**Supplied records**.
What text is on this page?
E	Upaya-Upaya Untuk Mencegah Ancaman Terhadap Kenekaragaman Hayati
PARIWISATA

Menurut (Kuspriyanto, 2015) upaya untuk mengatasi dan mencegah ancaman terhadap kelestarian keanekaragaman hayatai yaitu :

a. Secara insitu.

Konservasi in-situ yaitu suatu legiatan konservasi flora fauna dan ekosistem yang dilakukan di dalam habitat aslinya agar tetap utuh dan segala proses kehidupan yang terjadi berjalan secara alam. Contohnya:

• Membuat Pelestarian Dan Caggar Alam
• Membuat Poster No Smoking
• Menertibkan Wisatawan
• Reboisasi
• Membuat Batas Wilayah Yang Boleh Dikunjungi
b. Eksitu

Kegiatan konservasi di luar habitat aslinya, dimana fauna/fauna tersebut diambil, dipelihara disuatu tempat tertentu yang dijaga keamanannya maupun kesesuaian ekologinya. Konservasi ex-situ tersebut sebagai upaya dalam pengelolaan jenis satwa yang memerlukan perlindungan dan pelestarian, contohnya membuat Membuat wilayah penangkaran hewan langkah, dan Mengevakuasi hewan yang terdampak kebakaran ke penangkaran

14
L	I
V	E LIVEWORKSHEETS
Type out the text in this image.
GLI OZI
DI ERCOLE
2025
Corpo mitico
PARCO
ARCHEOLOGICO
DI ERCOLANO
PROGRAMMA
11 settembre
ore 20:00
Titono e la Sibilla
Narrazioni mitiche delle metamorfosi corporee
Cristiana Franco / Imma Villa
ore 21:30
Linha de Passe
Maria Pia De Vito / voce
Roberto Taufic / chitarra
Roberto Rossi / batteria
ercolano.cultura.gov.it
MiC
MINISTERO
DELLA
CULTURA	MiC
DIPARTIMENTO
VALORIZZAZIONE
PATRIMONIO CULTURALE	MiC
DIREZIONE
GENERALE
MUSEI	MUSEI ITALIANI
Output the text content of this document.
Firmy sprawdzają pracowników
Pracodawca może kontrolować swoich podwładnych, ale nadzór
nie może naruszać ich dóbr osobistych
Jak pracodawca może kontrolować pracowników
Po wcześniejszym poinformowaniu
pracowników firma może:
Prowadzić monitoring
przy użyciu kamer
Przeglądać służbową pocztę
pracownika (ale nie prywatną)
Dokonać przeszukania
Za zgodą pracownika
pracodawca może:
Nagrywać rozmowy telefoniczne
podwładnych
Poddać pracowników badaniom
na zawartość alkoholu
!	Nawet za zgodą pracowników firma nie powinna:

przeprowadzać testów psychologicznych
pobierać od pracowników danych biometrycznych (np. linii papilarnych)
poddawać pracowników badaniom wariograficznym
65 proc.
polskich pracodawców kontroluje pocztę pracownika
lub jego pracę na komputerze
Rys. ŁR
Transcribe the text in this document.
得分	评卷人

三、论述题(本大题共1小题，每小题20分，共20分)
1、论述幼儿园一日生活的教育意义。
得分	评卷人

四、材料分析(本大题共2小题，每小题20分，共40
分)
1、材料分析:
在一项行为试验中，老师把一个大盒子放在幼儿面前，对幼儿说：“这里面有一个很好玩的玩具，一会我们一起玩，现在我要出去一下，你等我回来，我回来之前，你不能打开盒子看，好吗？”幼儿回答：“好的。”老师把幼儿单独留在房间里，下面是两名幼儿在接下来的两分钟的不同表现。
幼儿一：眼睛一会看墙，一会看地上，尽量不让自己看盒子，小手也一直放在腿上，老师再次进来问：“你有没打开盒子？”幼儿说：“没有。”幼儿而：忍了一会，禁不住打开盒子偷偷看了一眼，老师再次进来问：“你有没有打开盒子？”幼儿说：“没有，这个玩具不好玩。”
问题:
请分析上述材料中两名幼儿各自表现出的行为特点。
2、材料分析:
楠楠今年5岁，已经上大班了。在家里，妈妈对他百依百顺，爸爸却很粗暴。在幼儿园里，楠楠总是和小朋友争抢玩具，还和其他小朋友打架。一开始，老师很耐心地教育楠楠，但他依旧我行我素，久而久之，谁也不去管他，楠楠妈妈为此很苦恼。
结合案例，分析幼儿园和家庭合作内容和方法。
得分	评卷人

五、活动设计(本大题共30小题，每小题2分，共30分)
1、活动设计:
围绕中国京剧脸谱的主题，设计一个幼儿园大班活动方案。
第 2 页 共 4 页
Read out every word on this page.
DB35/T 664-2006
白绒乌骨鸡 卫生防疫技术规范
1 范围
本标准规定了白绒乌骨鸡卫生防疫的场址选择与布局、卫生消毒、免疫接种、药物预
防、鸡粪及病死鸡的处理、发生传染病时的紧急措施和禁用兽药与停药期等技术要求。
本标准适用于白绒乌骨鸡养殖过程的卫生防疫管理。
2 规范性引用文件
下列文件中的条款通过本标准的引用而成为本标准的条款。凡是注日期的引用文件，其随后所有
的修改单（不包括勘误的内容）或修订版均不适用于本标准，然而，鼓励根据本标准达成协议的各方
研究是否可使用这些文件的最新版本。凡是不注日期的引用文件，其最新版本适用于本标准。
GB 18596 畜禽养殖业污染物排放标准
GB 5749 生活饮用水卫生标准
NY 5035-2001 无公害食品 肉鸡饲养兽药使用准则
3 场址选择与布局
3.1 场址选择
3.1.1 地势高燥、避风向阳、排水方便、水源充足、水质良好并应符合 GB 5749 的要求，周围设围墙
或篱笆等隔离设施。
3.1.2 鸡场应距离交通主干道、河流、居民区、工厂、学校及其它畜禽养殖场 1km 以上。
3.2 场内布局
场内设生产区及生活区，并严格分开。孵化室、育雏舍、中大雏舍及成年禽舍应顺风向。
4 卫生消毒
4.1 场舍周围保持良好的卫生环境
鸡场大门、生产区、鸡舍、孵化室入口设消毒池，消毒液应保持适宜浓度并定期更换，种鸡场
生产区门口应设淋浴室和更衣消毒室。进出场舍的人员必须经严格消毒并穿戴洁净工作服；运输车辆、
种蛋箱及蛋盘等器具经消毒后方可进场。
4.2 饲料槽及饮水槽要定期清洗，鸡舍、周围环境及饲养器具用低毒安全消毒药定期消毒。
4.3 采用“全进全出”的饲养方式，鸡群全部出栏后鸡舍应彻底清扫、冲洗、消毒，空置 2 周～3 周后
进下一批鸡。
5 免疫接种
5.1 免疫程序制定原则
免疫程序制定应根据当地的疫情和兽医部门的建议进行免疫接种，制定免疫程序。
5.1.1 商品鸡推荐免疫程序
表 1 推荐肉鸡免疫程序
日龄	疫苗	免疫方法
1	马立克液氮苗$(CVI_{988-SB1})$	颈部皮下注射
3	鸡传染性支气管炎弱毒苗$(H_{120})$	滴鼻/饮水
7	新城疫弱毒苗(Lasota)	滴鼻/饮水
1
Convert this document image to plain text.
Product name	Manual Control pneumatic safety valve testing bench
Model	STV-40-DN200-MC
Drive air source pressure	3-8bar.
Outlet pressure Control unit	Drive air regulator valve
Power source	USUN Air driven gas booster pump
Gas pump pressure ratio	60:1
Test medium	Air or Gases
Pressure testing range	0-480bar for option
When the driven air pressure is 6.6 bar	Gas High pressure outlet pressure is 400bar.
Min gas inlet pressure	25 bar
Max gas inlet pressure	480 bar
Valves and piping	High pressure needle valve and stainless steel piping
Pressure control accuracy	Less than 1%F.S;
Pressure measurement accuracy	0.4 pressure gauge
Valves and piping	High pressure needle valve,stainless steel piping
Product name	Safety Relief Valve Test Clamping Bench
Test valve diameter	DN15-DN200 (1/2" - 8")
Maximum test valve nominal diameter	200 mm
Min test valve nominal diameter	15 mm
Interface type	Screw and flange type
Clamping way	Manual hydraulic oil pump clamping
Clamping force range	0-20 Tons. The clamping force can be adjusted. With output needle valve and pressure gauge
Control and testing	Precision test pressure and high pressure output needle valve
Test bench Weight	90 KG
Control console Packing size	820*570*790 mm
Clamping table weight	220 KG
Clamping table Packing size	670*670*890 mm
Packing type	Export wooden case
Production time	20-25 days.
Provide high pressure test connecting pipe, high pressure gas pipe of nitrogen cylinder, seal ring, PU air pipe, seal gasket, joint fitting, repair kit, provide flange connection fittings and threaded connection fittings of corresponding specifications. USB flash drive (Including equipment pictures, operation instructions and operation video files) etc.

**Task to carry out**. Isolate the lines above that contain the word "steel" and copy them.

**Task result**.
Valves and piping	High pressure needle valve and stainless steel piping
Valves and piping	High pressure needle valve,stainless steel piping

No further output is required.